• DIRECTION: Every line of the records below should be restated exactly.

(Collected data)
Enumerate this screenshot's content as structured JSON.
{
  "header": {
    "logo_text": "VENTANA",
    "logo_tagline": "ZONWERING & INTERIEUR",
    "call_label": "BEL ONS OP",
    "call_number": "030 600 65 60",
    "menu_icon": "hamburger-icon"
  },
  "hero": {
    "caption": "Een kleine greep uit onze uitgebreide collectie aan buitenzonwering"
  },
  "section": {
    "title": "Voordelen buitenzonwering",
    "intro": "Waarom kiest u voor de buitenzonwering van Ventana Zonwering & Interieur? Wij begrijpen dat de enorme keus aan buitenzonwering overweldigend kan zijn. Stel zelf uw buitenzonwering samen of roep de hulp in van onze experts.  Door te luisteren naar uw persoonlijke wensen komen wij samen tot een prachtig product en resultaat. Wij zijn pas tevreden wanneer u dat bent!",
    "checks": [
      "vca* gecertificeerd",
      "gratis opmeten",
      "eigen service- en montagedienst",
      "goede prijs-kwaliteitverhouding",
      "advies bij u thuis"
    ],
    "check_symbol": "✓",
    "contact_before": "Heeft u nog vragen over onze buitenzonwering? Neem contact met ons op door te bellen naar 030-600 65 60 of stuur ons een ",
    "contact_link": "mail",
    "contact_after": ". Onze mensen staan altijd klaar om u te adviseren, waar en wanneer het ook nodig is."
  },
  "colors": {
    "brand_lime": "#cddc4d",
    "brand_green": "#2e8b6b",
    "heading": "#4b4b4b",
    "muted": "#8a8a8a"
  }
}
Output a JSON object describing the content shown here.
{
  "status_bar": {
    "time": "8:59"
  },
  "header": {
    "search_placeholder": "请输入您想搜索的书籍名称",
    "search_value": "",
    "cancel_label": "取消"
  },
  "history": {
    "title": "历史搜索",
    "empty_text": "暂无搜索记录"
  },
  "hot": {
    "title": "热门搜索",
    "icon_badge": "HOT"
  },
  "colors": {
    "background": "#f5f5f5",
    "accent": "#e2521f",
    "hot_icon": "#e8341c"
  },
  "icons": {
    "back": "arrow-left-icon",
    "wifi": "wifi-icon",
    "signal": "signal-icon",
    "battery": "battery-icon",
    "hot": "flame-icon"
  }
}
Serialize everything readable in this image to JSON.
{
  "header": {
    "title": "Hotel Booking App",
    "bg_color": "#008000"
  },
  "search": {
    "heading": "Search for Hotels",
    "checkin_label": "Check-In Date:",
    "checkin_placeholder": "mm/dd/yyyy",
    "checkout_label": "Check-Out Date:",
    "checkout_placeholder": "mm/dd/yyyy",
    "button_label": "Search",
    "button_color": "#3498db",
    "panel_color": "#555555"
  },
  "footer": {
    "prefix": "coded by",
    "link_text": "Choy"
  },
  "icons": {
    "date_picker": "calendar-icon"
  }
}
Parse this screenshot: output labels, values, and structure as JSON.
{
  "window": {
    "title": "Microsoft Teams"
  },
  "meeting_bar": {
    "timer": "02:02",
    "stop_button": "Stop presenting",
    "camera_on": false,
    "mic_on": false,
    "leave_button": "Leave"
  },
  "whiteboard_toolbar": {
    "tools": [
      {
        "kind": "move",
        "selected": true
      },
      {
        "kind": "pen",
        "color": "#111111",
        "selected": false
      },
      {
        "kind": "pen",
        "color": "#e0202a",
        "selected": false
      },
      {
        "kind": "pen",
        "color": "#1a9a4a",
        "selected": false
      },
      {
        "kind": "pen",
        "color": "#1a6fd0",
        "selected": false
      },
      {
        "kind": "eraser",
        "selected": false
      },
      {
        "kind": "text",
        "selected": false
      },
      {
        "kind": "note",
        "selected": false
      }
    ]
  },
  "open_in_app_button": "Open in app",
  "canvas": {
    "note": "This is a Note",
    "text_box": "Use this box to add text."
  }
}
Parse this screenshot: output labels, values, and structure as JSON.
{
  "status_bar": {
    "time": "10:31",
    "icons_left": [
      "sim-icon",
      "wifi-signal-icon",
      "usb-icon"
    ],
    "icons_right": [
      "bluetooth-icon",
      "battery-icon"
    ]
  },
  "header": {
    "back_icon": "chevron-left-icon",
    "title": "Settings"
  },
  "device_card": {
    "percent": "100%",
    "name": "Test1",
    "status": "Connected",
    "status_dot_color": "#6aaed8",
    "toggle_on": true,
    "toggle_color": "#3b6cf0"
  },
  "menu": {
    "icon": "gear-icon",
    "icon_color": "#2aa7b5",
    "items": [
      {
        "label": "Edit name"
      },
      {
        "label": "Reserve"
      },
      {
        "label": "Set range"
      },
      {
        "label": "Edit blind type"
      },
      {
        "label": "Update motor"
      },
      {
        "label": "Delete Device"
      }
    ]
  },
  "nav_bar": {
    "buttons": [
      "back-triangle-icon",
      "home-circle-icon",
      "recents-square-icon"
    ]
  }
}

• REPLY:
Enumerate this screenshot's content as structured JSON.
{
  "header": {
    "logo_text": "VENTANA",
    "logo_tagline": "ZONWERING & INTERIEUR",
    "call_label": "BEL ONS OP",
    "call_number": "030 600 65 60",
    "menu_icon": "hamburger-icon"
  },
  "hero": {
    "caption": "Een kleine greep uit onze uitgebreide collectie aan buitenzonwering"
  },
  "section": {
    "title": "Voordelen buitenzonwering",
    "intro": "Waarom kiest u voor de buitenzonwering van Ventana Zonwering & Interieur? Wij begrijpen dat de enorme keus aan buitenzonwering overweldigend kan zijn. Stel zelf uw buitenzonwering samen of roep de hulp in van onze experts.  Door te luisteren naar uw persoonlijke wensen komen wij samen tot een prachtig product en resultaat. Wij zijn pas tevreden wanneer u dat bent!",
    "checks": [
      "vca* gecertificeerd",
      "gratis opmeten",
      "eigen service- en montagedienst",
      "goede prijs-kwaliteitverhouding",
      "advies bij u thuis"
    ],
    "check_symbol": "✓",
    "contact_before": "Heeft u nog vragen over onze buitenzonwering? Neem contact met ons op door te bellen naar 030-600 65 60 of stuur ons een ",
    "contact_link": "mail",
    "contact_after": ". Onze mensen staan altijd klaar om u te adviseren, waar en wanneer het ook nodig is."
  },
  "colors": {
    "brand_lime": "#cddc4d",
    "brand_green": "#2e8b6b",
    "heading": "#4b4b4b",
    "muted": "#8a8a8a"
  }
}
Output a JSON object describing the content shown here.
{
  "status_bar": {
    "time": "8:59"
  },
  "header": {
    "search_placeholder": "请输入您想搜索的书籍名称",
    "search_value": "",
    "cancel_label": "取消"
  },
  "history": {
    "title": "历史搜索",
    "empty_text": "暂无搜索记录"
  },
  "hot": {
    "title": "热门搜索",
    "icon_badge": "HOT"
  },
  "colors": {
    "background": "#f5f5f5",
    "accent": "#e2521f",
    "hot_icon": "#e8341c"
  },
  "icons": {
    "back": "arrow-left-icon",
    "wifi": "wifi-icon",
    "signal": "signal-icon",
    "battery": "battery-icon",
    "hot": "flame-icon"
  }
}
Serialize everything readable in this image to JSON.
{
  "header": {
    "title": "Hotel Booking App",
    "bg_color": "#008000"
  },
  "search": {
    "heading": "Search for Hotels",
    "checkin_label": "Check-In Date:",
    "checkin_placeholder": "mm/dd/yyyy",
    "checkout_label": "Check-Out Date:",
    "checkout_placeholder": "mm/dd/yyyy",
    "button_label": "Search",
    "button_color": "#3498db",
    "panel_color": "#555555"
  },
  "footer": {
    "prefix": "coded by",
    "link_text": "Choy"
  },
  "icons": {
    "date_picker": "calendar-icon"
  }
}
Parse this screenshot: output labels, values, and structure as JSON.
{
  "window": {
    "title": "Microsoft Teams"
  },
  "meeting_bar": {
    "timer": "02:02",
    "stop_button": "Stop presenting",
    "camera_on": false,
    "mic_on": false,
    "leave_button": "Leave"
  },
  "whiteboard_toolbar": {
    "tools": [
      {
        "kind": "move",
        "selected": true
      },
      {
        "kind": "pen",
        "color": "#111111",
        "selected": false
      },
      {
        "kind": "pen",
        "color": "#e0202a",
        "selected": false
      },
      {
        "kind": "pen",
        "color": "#1a9a4a",
        "selected": false
      },
      {
        "kind": "pen",
        "color": "#1a6fd0",
        "selected": false
      },
      {
        "kind": "eraser",
        "selected": false
      },
      {
        "kind": "text",
        "selected": false
      },
      {
        "kind": "note",
        "selected": false
      }
    ]
  },
  "open_in_app_button": "Open in app",
  "canvas": {
    "note": "This is a Note",
    "text_box": "Use this box to add text."
  }
}
Parse this screenshot: output labels, values, and structure as JSON.
{
  "status_bar": {
    "time": "10:31",
    "icons_left": [
      "sim-icon",
      "wifi-signal-icon",
      "usb-icon"
    ],
    "icons_right": [
      "bluetooth-icon",
      "battery-icon"
    ]
  },
  "header": {
    "back_icon": "chevron-left-icon",
    "title": "Settings"
  },
  "device_card": {
    "percent": "100%",
    "name": "Test1",
    "status": "Connected",
    "status_dot_color": "#6aaed8",
    "toggle_on": true,
    "toggle_color": "#3b6cf0"
  },
  "menu": {
    "icon": "gear-icon",
    "icon_color": "#2aa7b5",
    "items": [
      {
        "label": "Edit name"
      },
      {
        "label": "Reserve"
      },
      {
        "label": "Set range"
      },
      {
        "label": "Edit blind type"
      },
      {
        "label": "Update motor"
      },
      {
        "label": "Delete Device"
      }
    ]
  },
  "nav_bar": {
    "buttons": [
      "back-triangle-icon",
      "home-circle-icon",
      "recents-square-icon"
    ]
  }
}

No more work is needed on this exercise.